→ **Set problem**: Print the entries below in their entirety, exactly as they are written.

→ **Task data**:
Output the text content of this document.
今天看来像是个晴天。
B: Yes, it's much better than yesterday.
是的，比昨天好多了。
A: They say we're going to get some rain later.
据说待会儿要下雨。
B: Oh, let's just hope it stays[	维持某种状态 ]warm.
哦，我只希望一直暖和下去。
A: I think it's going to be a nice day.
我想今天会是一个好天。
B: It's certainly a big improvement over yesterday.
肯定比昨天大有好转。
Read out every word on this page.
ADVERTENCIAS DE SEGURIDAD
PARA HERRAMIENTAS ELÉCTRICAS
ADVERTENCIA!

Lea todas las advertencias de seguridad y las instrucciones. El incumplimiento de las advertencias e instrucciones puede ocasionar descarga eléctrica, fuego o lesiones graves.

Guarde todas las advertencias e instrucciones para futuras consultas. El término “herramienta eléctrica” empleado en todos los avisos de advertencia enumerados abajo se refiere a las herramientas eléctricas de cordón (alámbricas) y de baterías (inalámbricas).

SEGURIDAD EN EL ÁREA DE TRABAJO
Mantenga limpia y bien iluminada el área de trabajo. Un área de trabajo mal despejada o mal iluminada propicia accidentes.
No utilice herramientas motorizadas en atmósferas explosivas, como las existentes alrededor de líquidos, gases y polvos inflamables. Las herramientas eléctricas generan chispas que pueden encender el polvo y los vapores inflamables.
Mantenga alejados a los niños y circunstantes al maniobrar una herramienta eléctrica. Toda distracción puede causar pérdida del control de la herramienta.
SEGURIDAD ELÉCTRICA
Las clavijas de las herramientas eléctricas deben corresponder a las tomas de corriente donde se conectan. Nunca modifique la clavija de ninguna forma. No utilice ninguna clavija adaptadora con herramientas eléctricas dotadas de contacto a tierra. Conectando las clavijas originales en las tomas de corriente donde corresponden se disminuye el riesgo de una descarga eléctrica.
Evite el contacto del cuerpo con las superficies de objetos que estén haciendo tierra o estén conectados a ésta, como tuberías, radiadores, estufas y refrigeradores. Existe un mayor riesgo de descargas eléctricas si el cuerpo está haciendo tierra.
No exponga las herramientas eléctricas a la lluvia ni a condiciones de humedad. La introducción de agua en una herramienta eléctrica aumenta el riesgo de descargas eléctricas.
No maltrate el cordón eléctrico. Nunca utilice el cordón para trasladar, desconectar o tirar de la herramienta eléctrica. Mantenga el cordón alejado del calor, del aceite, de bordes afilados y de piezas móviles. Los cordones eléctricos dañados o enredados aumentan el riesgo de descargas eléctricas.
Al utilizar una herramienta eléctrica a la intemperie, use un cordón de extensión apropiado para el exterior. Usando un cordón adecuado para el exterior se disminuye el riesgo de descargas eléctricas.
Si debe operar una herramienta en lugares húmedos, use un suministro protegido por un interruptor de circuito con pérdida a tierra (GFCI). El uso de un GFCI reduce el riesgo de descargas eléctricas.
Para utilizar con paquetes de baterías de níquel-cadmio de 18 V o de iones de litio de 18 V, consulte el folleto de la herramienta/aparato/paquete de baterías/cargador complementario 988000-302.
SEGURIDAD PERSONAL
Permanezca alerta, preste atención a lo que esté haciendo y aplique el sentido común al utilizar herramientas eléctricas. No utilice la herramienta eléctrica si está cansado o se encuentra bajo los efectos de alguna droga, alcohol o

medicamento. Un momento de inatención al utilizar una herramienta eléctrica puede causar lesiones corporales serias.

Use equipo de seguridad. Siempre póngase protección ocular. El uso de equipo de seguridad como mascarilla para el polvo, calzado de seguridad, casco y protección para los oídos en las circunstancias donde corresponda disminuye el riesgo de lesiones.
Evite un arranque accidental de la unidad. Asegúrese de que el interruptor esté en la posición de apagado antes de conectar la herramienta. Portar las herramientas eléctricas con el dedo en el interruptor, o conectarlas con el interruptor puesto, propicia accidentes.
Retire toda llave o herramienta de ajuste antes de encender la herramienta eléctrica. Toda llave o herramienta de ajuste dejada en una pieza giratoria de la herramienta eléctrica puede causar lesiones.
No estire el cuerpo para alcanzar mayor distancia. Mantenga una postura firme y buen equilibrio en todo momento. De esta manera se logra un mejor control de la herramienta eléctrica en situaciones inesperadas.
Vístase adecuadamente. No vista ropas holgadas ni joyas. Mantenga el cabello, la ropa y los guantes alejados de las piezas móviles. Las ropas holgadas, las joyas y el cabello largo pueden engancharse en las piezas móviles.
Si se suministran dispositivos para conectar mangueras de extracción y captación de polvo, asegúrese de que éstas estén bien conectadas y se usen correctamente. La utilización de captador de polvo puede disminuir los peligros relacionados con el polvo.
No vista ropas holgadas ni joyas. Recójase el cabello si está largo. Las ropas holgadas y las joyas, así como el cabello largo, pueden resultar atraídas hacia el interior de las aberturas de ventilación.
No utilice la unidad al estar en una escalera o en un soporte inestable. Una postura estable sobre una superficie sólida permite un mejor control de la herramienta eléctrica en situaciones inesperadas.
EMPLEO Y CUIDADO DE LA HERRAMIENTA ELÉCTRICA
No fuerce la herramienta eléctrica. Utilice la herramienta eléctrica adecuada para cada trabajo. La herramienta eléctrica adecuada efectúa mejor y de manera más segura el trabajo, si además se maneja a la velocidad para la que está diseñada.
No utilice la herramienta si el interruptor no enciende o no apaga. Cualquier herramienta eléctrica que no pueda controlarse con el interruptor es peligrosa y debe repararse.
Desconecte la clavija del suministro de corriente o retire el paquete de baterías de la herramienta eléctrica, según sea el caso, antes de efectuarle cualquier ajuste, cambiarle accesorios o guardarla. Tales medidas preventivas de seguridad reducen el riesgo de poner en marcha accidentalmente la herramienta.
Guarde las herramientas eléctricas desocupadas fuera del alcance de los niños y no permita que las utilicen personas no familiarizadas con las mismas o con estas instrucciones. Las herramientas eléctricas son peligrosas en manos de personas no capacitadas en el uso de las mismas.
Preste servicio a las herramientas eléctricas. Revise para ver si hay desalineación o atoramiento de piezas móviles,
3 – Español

→ **Written solution**:
Output the text content of this document.
今天看来像是个晴天。
B: Yes, it's much better than yesterday.
是的，比昨天好多了。
A: They say we're going to get some rain later.
据说待会儿要下雨。
B: Oh, let's just hope it stays[	维持某种状态 ]warm.
哦，我只希望一直暖和下去。
A: I think it's going to be a nice day.
我想今天会是一个好天。
B: It's certainly a big improvement over yesterday.
肯定比昨天大有好转。
Read out every word on this page.
ADVERTENCIAS DE SEGURIDAD
PARA HERRAMIENTAS ELÉCTRICAS
ADVERTENCIA!

Lea todas las advertencias de seguridad y las instrucciones. El incumplimiento de las advertencias e instrucciones puede ocasionar descarga eléctrica, fuego o lesiones graves.

Guarde todas las advertencias e instrucciones para futuras consultas. El término “herramienta eléctrica” empleado en todos los avisos de advertencia enumerados abajo se refiere a las herramientas eléctricas de cordón (alámbricas) y de baterías (inalámbricas).

SEGURIDAD EN EL ÁREA DE TRABAJO
Mantenga limpia y bien iluminada el área de trabajo. Un área de trabajo mal despejada o mal iluminada propicia accidentes.
No utilice herramientas motorizadas en atmósferas explosivas, como las existentes alrededor de líquidos, gases y polvos inflamables. Las herramientas eléctricas generan chispas que pueden encender el polvo y los vapores inflamables.
Mantenga alejados a los niños y circunstantes al maniobrar una herramienta eléctrica. Toda distracción puede causar pérdida del control de la herramienta.
SEGURIDAD ELÉCTRICA
Las clavijas de las herramientas eléctricas deben corresponder a las tomas de corriente donde se conectan. Nunca modifique la clavija de ninguna forma. No utilice ninguna clavija adaptadora con herramientas eléctricas dotadas de contacto a tierra. Conectando las clavijas originales en las tomas de corriente donde corresponden se disminuye el riesgo de una descarga eléctrica.
Evite el contacto del cuerpo con las superficies de objetos que estén haciendo tierra o estén conectados a ésta, como tuberías, radiadores, estufas y refrigeradores. Existe un mayor riesgo de descargas eléctricas si el cuerpo está haciendo tierra.
No exponga las herramientas eléctricas a la lluvia ni a condiciones de humedad. La introducción de agua en una herramienta eléctrica aumenta el riesgo de descargas eléctricas.
No maltrate el cordón eléctrico. Nunca utilice el cordón para trasladar, desconectar o tirar de la herramienta eléctrica. Mantenga el cordón alejado del calor, del aceite, de bordes afilados y de piezas móviles. Los cordones eléctricos dañados o enredados aumentan el riesgo de descargas eléctricas.
Al utilizar una herramienta eléctrica a la intemperie, use un cordón de extensión apropiado para el exterior. Usando un cordón adecuado para el exterior se disminuye el riesgo de descargas eléctricas.
Si debe operar una herramienta en lugares húmedos, use un suministro protegido por un interruptor de circuito con pérdida a tierra (GFCI). El uso de un GFCI reduce el riesgo de descargas eléctricas.
Para utilizar con paquetes de baterías de níquel-cadmio de 18 V o de iones de litio de 18 V, consulte el folleto de la herramienta/aparato/paquete de baterías/cargador complementario 988000-302.
SEGURIDAD PERSONAL
Permanezca alerta, preste atención a lo que esté haciendo y aplique el sentido común al utilizar herramientas eléctricas. No utilice la herramienta eléctrica si está cansado o se encuentra bajo los efectos de alguna droga, alcohol o

medicamento. Un momento de inatención al utilizar una herramienta eléctrica puede causar lesiones corporales serias.

Use equipo de seguridad. Siempre póngase protección ocular. El uso de equipo de seguridad como mascarilla para el polvo, calzado de seguridad, casco y protección para los oídos en las circunstancias donde corresponda disminuye el riesgo de lesiones.
Evite un arranque accidental de la unidad. Asegúrese de que el interruptor esté en la posición de apagado antes de conectar la herramienta. Portar las herramientas eléctricas con el dedo en el interruptor, o conectarlas con el interruptor puesto, propicia accidentes.
Retire toda llave o herramienta de ajuste antes de encender la herramienta eléctrica. Toda llave o herramienta de ajuste dejada en una pieza giratoria de la herramienta eléctrica puede causar lesiones.
No estire el cuerpo para alcanzar mayor distancia. Mantenga una postura firme y buen equilibrio en todo momento. De esta manera se logra un mejor control de la herramienta eléctrica en situaciones inesperadas.
Vístase adecuadamente. No vista ropas holgadas ni joyas. Mantenga el cabello, la ropa y los guantes alejados de las piezas móviles. Las ropas holgadas, las joyas y el cabello largo pueden engancharse en las piezas móviles.
Si se suministran dispositivos para conectar mangueras de extracción y captación de polvo, asegúrese de que éstas estén bien conectadas y se usen correctamente. La utilización de captador de polvo puede disminuir los peligros relacionados con el polvo.
No vista ropas holgadas ni joyas. Recójase el cabello si está largo. Las ropas holgadas y las joyas, así como el cabello largo, pueden resultar atraídas hacia el interior de las aberturas de ventilación.
No utilice la unidad al estar en una escalera o en un soporte inestable. Una postura estable sobre una superficie sólida permite un mejor control de la herramienta eléctrica en situaciones inesperadas.
EMPLEO Y CUIDADO DE LA HERRAMIENTA ELÉCTRICA
No fuerce la herramienta eléctrica. Utilice la herramienta eléctrica adecuada para cada trabajo. La herramienta eléctrica adecuada efectúa mejor y de manera más segura el trabajo, si además se maneja a la velocidad para la que está diseñada.
No utilice la herramienta si el interruptor no enciende o no apaga. Cualquier herramienta eléctrica que no pueda controlarse con el interruptor es peligrosa y debe repararse.
Desconecte la clavija del suministro de corriente o retire el paquete de baterías de la herramienta eléctrica, según sea el caso, antes de efectuarle cualquier ajuste, cambiarle accesorios o guardarla. Tales medidas preventivas de seguridad reducen el riesgo de poner en marcha accidentalmente la herramienta.
Guarde las herramientas eléctricas desocupadas fuera del alcance de los niños y no permita que las utilicen personas no familiarizadas con las mismas o con estas instrucciones. Las herramientas eléctricas son peligrosas en manos de personas no capacitadas en el uso de las mismas.
Preste servicio a las herramientas eléctricas. Revise para ver si hay desalineación o atoramiento de piezas móviles,
3 – Español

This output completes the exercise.